## [Stated problem]
Look for "Flashlight" in the listing below. Gather each line that contains it.

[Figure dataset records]

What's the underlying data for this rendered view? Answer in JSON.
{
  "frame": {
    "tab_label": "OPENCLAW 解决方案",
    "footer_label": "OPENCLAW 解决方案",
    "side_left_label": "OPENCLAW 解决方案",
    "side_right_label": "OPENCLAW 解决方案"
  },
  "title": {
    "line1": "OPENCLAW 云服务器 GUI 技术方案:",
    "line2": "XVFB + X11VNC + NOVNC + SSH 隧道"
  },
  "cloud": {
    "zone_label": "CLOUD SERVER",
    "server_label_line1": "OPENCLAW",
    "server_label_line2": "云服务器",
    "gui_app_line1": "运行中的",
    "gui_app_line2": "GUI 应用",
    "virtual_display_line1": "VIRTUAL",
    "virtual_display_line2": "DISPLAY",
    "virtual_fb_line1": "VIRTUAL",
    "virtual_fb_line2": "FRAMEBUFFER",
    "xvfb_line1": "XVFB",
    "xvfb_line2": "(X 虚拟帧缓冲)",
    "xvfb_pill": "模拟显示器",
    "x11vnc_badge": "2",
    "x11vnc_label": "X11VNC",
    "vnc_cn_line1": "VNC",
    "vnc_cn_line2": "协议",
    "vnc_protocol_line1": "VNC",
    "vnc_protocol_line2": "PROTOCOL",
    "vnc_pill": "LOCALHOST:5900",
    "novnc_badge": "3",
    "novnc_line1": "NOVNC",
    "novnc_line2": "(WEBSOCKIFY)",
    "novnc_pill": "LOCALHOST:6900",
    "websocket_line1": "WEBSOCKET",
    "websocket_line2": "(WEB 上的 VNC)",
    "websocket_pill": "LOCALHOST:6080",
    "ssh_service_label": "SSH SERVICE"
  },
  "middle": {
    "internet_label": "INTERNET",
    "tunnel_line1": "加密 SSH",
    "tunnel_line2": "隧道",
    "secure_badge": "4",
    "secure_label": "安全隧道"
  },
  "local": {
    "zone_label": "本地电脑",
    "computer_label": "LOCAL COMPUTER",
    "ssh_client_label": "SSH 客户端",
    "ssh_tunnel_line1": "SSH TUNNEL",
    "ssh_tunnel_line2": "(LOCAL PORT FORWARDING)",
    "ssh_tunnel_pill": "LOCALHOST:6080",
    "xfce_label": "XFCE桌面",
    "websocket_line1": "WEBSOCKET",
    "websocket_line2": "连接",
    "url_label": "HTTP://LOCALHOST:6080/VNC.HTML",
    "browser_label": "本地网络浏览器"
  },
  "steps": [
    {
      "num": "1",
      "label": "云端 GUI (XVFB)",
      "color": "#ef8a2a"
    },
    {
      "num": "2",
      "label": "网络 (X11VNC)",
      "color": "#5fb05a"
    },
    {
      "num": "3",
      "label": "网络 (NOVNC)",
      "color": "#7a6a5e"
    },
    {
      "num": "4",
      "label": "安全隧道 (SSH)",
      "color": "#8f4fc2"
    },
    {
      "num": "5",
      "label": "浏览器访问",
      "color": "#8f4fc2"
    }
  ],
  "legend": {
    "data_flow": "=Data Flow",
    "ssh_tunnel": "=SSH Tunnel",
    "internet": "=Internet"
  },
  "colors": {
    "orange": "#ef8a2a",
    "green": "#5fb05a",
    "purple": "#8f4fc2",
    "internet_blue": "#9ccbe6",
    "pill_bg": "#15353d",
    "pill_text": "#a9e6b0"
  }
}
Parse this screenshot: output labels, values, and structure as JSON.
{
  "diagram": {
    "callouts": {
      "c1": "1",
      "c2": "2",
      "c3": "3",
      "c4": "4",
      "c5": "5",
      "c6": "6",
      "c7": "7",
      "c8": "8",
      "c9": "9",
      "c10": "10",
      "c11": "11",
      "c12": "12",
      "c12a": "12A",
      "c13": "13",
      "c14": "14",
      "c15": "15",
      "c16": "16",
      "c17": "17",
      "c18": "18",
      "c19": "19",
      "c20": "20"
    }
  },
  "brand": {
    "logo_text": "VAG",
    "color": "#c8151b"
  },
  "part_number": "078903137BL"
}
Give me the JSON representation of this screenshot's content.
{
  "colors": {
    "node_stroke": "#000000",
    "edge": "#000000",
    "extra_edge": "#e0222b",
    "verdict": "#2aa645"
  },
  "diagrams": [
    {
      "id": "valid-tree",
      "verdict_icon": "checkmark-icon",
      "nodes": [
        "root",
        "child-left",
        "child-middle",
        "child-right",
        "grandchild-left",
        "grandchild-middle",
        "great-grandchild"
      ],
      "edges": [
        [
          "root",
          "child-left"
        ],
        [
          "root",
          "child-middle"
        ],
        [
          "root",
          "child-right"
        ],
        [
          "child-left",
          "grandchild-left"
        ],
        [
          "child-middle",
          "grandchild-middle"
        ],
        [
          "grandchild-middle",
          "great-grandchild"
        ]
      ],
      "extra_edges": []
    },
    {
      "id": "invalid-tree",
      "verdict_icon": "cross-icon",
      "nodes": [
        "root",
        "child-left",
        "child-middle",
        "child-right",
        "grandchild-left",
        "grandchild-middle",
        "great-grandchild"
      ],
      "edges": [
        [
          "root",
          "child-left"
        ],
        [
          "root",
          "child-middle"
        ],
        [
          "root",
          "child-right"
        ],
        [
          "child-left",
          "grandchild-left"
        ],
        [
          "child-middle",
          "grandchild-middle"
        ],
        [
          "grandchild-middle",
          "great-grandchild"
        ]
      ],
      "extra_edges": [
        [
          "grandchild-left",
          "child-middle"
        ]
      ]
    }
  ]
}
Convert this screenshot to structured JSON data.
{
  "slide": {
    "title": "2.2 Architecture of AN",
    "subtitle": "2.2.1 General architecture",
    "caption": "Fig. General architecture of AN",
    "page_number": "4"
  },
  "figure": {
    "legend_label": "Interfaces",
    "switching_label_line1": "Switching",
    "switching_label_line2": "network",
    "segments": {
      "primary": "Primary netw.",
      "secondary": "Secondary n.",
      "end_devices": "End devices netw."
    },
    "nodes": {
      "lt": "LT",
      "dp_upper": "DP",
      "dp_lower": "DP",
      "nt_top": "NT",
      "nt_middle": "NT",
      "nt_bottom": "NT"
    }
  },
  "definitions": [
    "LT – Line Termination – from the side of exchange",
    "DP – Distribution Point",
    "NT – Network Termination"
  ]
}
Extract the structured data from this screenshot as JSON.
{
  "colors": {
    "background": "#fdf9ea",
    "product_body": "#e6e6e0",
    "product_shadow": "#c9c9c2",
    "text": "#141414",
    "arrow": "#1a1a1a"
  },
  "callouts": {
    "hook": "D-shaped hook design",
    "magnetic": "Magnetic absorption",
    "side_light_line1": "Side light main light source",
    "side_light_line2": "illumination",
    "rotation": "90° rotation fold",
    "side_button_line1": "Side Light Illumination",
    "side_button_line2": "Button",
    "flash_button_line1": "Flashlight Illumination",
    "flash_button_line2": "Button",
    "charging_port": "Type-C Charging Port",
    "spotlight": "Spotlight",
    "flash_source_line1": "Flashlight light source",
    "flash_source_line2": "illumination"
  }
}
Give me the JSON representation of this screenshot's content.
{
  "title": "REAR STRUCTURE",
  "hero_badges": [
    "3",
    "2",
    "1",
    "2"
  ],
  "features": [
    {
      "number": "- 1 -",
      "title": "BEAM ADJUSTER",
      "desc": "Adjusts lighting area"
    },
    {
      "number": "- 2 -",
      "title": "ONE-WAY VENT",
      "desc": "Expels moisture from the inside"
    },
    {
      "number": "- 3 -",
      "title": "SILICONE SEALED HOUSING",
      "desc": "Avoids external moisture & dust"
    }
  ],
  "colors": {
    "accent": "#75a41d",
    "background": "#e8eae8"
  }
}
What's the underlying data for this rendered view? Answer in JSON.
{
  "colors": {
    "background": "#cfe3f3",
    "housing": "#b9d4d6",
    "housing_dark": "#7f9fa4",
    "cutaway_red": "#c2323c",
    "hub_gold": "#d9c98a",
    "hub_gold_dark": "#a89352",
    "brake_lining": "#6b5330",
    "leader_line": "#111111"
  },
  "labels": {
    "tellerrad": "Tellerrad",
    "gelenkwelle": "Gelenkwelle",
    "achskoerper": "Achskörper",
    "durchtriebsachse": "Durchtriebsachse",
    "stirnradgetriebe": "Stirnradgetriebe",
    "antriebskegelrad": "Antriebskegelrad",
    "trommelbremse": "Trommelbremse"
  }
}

## [Right answer]
    "flash_button_line1": "Flashlight Illumination",
    "flash_source_line1": "Flashlight light source",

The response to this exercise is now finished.